• [TASK MATERIAL]
****************

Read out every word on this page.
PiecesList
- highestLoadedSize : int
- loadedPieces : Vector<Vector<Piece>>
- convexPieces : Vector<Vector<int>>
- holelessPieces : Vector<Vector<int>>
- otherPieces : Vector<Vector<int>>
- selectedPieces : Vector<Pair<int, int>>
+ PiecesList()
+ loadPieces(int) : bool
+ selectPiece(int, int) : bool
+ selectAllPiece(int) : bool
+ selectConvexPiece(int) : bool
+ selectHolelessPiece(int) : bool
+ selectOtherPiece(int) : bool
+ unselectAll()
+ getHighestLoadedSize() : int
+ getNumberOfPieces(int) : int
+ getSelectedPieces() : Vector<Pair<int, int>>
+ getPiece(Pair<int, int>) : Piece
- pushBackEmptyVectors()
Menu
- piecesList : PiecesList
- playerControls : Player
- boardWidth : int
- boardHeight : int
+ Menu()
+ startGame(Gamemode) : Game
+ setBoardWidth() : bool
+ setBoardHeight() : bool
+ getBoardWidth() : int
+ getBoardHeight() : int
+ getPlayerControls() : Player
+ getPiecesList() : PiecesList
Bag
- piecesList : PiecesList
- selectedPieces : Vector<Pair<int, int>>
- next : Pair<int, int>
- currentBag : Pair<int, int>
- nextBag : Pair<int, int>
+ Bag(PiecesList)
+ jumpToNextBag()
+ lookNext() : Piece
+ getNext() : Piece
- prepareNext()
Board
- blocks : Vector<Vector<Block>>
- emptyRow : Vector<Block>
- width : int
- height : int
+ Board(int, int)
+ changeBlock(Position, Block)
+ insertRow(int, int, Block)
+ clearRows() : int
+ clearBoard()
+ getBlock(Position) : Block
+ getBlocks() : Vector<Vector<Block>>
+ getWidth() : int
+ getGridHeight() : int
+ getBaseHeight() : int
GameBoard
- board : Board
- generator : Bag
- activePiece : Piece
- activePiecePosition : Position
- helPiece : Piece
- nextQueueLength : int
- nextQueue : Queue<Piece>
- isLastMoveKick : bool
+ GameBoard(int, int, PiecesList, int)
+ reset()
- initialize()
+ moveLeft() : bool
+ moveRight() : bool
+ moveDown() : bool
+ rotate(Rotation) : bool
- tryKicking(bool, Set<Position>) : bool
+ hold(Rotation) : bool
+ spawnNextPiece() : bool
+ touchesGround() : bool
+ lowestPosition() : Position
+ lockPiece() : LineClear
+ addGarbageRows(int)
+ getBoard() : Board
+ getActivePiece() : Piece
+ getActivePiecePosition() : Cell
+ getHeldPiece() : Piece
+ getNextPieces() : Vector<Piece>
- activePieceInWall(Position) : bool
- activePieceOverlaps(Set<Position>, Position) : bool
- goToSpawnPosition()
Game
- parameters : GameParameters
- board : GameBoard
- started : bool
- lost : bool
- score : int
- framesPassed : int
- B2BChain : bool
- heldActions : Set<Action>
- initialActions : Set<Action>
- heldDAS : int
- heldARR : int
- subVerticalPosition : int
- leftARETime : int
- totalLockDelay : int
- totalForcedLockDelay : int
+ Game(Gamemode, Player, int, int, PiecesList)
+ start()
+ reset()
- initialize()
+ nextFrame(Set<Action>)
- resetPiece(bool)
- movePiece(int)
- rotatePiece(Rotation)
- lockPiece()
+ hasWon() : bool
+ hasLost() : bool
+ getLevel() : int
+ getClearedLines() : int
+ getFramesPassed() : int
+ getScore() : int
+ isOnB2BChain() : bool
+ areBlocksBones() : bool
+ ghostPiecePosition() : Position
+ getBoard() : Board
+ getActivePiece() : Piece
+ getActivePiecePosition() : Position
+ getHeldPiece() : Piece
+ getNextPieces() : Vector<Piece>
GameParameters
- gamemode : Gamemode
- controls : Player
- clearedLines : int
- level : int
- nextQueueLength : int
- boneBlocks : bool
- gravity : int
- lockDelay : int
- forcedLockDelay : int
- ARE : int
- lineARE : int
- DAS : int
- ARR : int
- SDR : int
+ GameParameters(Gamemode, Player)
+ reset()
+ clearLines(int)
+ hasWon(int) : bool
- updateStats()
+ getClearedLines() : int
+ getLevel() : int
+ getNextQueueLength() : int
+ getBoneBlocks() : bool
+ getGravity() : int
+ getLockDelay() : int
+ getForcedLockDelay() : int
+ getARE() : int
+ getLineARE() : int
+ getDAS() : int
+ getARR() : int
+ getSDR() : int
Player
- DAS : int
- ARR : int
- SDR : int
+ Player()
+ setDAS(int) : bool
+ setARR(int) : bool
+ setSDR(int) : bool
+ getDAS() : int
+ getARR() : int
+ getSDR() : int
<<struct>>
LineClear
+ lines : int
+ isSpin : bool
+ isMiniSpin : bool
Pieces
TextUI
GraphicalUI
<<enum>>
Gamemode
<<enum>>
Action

****************

• [WHAT IS REQUIRED]
Output each record precisely as given.

• [SOLUTION FOR THIS PROBLEM]
Read out every word on this page.
PiecesList
- highestLoadedSize : int
- loadedPieces : Vector<Vector<Piece>>
- convexPieces : Vector<Vector<int>>
- holelessPieces : Vector<Vector<int>>
- otherPieces : Vector<Vector<int>>
- selectedPieces : Vector<Pair<int, int>>
+ PiecesList()
+ loadPieces(int) : bool
+ selectPiece(int, int) : bool
+ selectAllPiece(int) : bool
+ selectConvexPiece(int) : bool
+ selectHolelessPiece(int) : bool
+ selectOtherPiece(int) : bool
+ unselectAll()
+ getHighestLoadedSize() : int
+ getNumberOfPieces(int) : int
+ getSelectedPieces() : Vector<Pair<int, int>>
+ getPiece(Pair<int, int>) : Piece
- pushBackEmptyVectors()
Menu
- piecesList : PiecesList
- playerControls : Player
- boardWidth : int
- boardHeight : int
+ Menu()
+ startGame(Gamemode) : Game
+ setBoardWidth() : bool
+ setBoardHeight() : bool
+ getBoardWidth() : int
+ getBoardHeight() : int
+ getPlayerControls() : Player
+ getPiecesList() : PiecesList
Bag
- piecesList : PiecesList
- selectedPieces : Vector<Pair<int, int>>
- next : Pair<int, int>
- currentBag : Pair<int, int>
- nextBag : Pair<int, int>
+ Bag(PiecesList)
+ jumpToNextBag()
+ lookNext() : Piece
+ getNext() : Piece
- prepareNext()
Board
- blocks : Vector<Vector<Block>>
- emptyRow : Vector<Block>
- width : int
- height : int
+ Board(int, int)
+ changeBlock(Position, Block)
+ insertRow(int, int, Block)
+ clearRows() : int
+ clearBoard()
+ getBlock(Position) : Block
+ getBlocks() : Vector<Vector<Block>>
+ getWidth() : int
+ getGridHeight() : int
+ getBaseHeight() : int
GameBoard
- board : Board
- generator : Bag
- activePiece : Piece
- activePiecePosition : Position
- helPiece : Piece
- nextQueueLength : int
- nextQueue : Queue<Piece>
- isLastMoveKick : bool
+ GameBoard(int, int, PiecesList, int)
+ reset()
- initialize()
+ moveLeft() : bool
+ moveRight() : bool
+ moveDown() : bool
+ rotate(Rotation) : bool
- tryKicking(bool, Set<Position>) : bool
+ hold(Rotation) : bool
+ spawnNextPiece() : bool
+ touchesGround() : bool
+ lowestPosition() : Position
+ lockPiece() : LineClear
+ addGarbageRows(int)
+ getBoard() : Board
+ getActivePiece() : Piece
+ getActivePiecePosition() : Cell
+ getHeldPiece() : Piece
+ getNextPieces() : Vector<Piece>
- activePieceInWall(Position) : bool
- activePieceOverlaps(Set<Position>, Position) : bool
- goToSpawnPosition()
Game
- parameters : GameParameters
- board : GameBoard
- started : bool
- lost : bool
- score : int
- framesPassed : int
- B2BChain : bool
- heldActions : Set<Action>
- initialActions : Set<Action>
- heldDAS : int
- heldARR : int
- subVerticalPosition : int
- leftARETime : int
- totalLockDelay : int
- totalForcedLockDelay : int
+ Game(Gamemode, Player, int, int, PiecesList)
+ start()
+ reset()
- initialize()
+ nextFrame(Set<Action>)
- resetPiece(bool)
- movePiece(int)
- rotatePiece(Rotation)
- lockPiece()
+ hasWon() : bool
+ hasLost() : bool
+ getLevel() : int
+ getClearedLines() : int
+ getFramesPassed() : int
+ getScore() : int
+ isOnB2BChain() : bool
+ areBlocksBones() : bool
+ ghostPiecePosition() : Position
+ getBoard() : Board
+ getActivePiece() : Piece
+ getActivePiecePosition() : Position
+ getHeldPiece() : Piece
+ getNextPieces() : Vector<Piece>
GameParameters
- gamemode : Gamemode
- controls : Player
- clearedLines : int
- level : int
- nextQueueLength : int
- boneBlocks : bool
- gravity : int
- lockDelay : int
- forcedLockDelay : int
- ARE : int
- lineARE : int
- DAS : int
- ARR : int
- SDR : int
+ GameParameters(Gamemode, Player)
+ reset()
+ clearLines(int)
+ hasWon(int) : bool
- updateStats()
+ getClearedLines() : int
+ getLevel() : int
+ getNextQueueLength() : int
+ getBoneBlocks() : bool
+ getGravity() : int
+ getLockDelay() : int
+ getForcedLockDelay() : int
+ getARE() : int
+ getLineARE() : int
+ getDAS() : int
+ getARR() : int
+ getSDR() : int
Player
- DAS : int
- ARR : int
- SDR : int
+ Player()
+ setDAS(int) : bool
+ setARR(int) : bool
+ setSDR(int) : bool
+ getDAS() : int
+ getARR() : int
+ getSDR() : int
<<struct>>
LineClear
+ lines : int
+ isSpin : bool
+ isMiniSpin : bool
Pieces
TextUI
GraphicalUI
<<enum>>
Gamemode
<<enum>>
Action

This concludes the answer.